> [Task directions]: Omit every picture and write out the rest of the records exactly.
---------- Dataset rows
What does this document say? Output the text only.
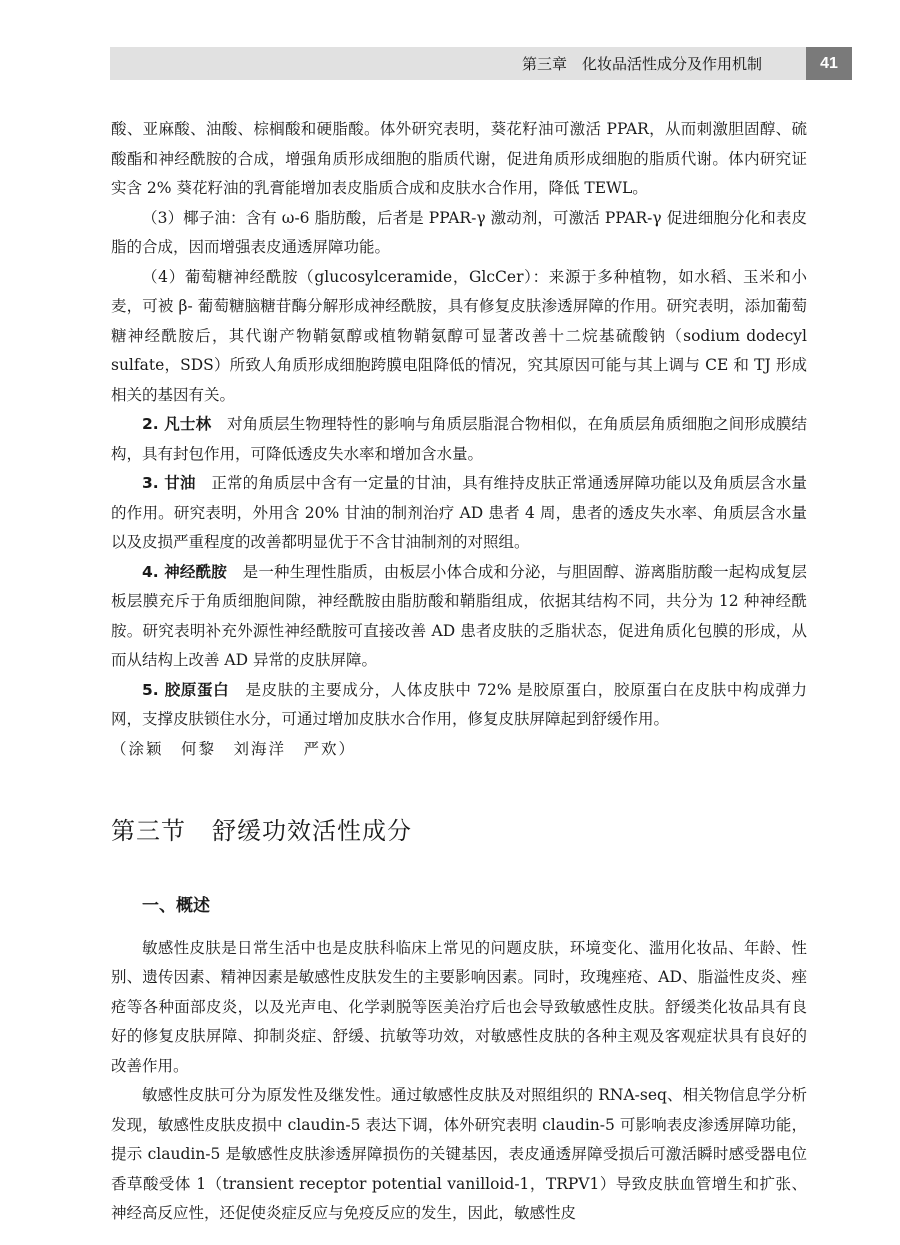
第三章　化妆品活性成分及作用机制	41

酸、亚麻酸、油酸、棕榈酸和硬脂酸。体外研究表明，葵花籽油可激活 PPAR，从而刺激胆固醇、硫酸酯和神经酰胺的合成，增强角质形成细胞的脂质代谢，促进角质形成细胞的脂质代谢。体内研究证实含 2% 葵花籽油的乳膏能增加表皮脂质合成和皮肤水合作用，降低 TEWL。

（3）椰子油：含有 ω-6 脂肪酸，后者是 PPAR-γ 激动剂，可激活 PPAR-γ 促进细胞分化和表皮脂的合成，因而增强表皮通透屏障功能。

（4）葡萄糖神经酰胺（glucosylceramide，GlcCer）：来源于多种植物，如水稻、玉米和小麦，可被 β- 葡萄糖脑糖苷酶分解形成神经酰胺，具有修复皮肤渗透屏障的作用。研究表明，添加葡萄糖神经酰胺后，其代谢产物鞘氨醇或植物鞘氨醇可显著改善十二烷基硫酸钠（sodium dodecyl sulfate，SDS）所致人角质形成细胞跨膜电阻降低的情况，究其原因可能与其上调与 CE 和 TJ 形成相关的基因有关。

2. 凡士林　 对角质层生物理特性的影响与角质层脂混合物相似，在角质层角质细胞之间形成膜结构，具有封包作用，可降低透皮失水率和增加含水量。

3. 甘油　 正常的角质层中含有一定量的甘油，具有维持皮肤正常通透屏障功能以及角质层含水量的作用。研究表明，外用含 20% 甘油的制剂治疗 AD 患者 4 周，患者的透皮失水率、角质层含水量以及皮损严重程度的改善都明显优于不含甘油制剂的对照组。

4. 神经酰胺　 是一种生理性脂质，由板层小体合成和分泌，与胆固醇、游离脂肪酸一起构成复层板层膜充斥于角质细胞间隙，神经酰胺由脂肪酸和鞘脂组成，依据其结构不同，共分为 12 种神经酰胺。研究表明补充外源性神经酰胺可直接改善 AD 患者皮肤的乏脂状态，促进角质化包膜的形成，从而从结构上改善 AD 异常的皮肤屏障。

5. 胶原蛋白　 是皮肤的主要成分，人体皮肤中 72% 是胶原蛋白，胶原蛋白在皮肤中构成弹力网，支撑皮肤锁住水分，可通过增加皮肤水合作用，修复皮肤屏障起到舒缓作用。

（涂颖　何黎　刘海洋　严欢）

第三节 舒缓功效活性成分

一、概述

敏感性皮肤是日常生活中也是皮肤科临床上常见的问题皮肤，环境变化、滥用化妆品、年龄、性别、遗传因素、精神因素是敏感性皮肤发生的主要影响因素。同时，玫瑰痤疮、AD、脂溢性皮炎、痤疮等各种面部皮炎，以及光声电、化学剥脱等医美治疗后也会导致敏感性皮肤。舒缓类化妆品具有良好的修复皮肤屏障、抑制炎症、舒缓、抗敏等功效，对敏感性皮肤的各种主观及客观症状具有良好的改善作用。

敏感性皮肤可分为原发性及继发性。通过敏感性皮肤及对照组织的 RNA-seq、相关物信息学分析发现，敏感性皮肤皮损中 claudin-5 表达下调，体外研究表明 claudin-5 可影响表皮渗透屏障功能，提示 claudin-5 是敏感性皮肤渗透屏障损伤的关键基因，表皮通透屏障受损后可激活瞬时感受器电位香草酸受体 1（transient receptor potential vanilloid-1，TRPV1）导致皮肤血管增生和扩张、神经高反应性，还促使炎症反应与免疫反应的发生，因此，敏感性皮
--------------------
> [The reply]:
What does this document say? Output the text only.
第三章　化妆品活性成分及作用机制	41

酸、亚麻酸、油酸、棕榈酸和硬脂酸。体外研究表明，葵花籽油可激活 PPAR，从而刺激胆固醇、硫酸酯和神经酰胺的合成，增强角质形成细胞的脂质代谢，促进角质形成细胞的脂质代谢。体内研究证实含 2% 葵花籽油的乳膏能增加表皮脂质合成和皮肤水合作用，降低 TEWL。

（3）椰子油：含有 ω-6 脂肪酸，后者是 PPAR-γ 激动剂，可激活 PPAR-γ 促进细胞分化和表皮脂的合成，因而增强表皮通透屏障功能。

（4）葡萄糖神经酰胺（glucosylceramide，GlcCer）：来源于多种植物，如水稻、玉米和小麦，可被 β- 葡萄糖脑糖苷酶分解形成神经酰胺，具有修复皮肤渗透屏障的作用。研究表明，添加葡萄糖神经酰胺后，其代谢产物鞘氨醇或植物鞘氨醇可显著改善十二烷基硫酸钠（sodium dodecyl sulfate，SDS）所致人角质形成细胞跨膜电阻降低的情况，究其原因可能与其上调与 CE 和 TJ 形成相关的基因有关。

2. 凡士林　 对角质层生物理特性的影响与角质层脂混合物相似，在角质层角质细胞之间形成膜结构，具有封包作用，可降低透皮失水率和增加含水量。

3. 甘油　 正常的角质层中含有一定量的甘油，具有维持皮肤正常通透屏障功能以及角质层含水量的作用。研究表明，外用含 20% 甘油的制剂治疗 AD 患者 4 周，患者的透皮失水率、角质层含水量以及皮损严重程度的改善都明显优于不含甘油制剂的对照组。

4. 神经酰胺　 是一种生理性脂质，由板层小体合成和分泌，与胆固醇、游离脂肪酸一起构成复层板层膜充斥于角质细胞间隙，神经酰胺由脂肪酸和鞘脂组成，依据其结构不同，共分为 12 种神经酰胺。研究表明补充外源性神经酰胺可直接改善 AD 患者皮肤的乏脂状态，促进角质化包膜的形成，从而从结构上改善 AD 异常的皮肤屏障。

5. 胶原蛋白　 是皮肤的主要成分，人体皮肤中 72% 是胶原蛋白，胶原蛋白在皮肤中构成弹力网，支撑皮肤锁住水分，可通过增加皮肤水合作用，修复皮肤屏障起到舒缓作用。

（涂颖　何黎　刘海洋　严欢）

第三节 舒缓功效活性成分

一、概述

敏感性皮肤是日常生活中也是皮肤科临床上常见的问题皮肤，环境变化、滥用化妆品、年龄、性别、遗传因素、精神因素是敏感性皮肤发生的主要影响因素。同时，玫瑰痤疮、AD、脂溢性皮炎、痤疮等各种面部皮炎，以及光声电、化学剥脱等医美治疗后也会导致敏感性皮肤。舒缓类化妆品具有良好的修复皮肤屏障、抑制炎症、舒缓、抗敏等功效，对敏感性皮肤的各种主观及客观症状具有良好的改善作用。

敏感性皮肤可分为原发性及继发性。通过敏感性皮肤及对照组织的 RNA-seq、相关物信息学分析发现，敏感性皮肤皮损中 claudin-5 表达下调，体外研究表明 claudin-5 可影响表皮渗透屏障功能，提示 claudin-5 是敏感性皮肤渗透屏障损伤的关键基因，表皮通透屏障受损后可激活瞬时感受器电位香草酸受体 1（transient receptor potential vanilloid-1，TRPV1）导致皮肤血管增生和扩张、神经高反应性，还促使炎症反应与免疫反应的发生，因此，敏感性皮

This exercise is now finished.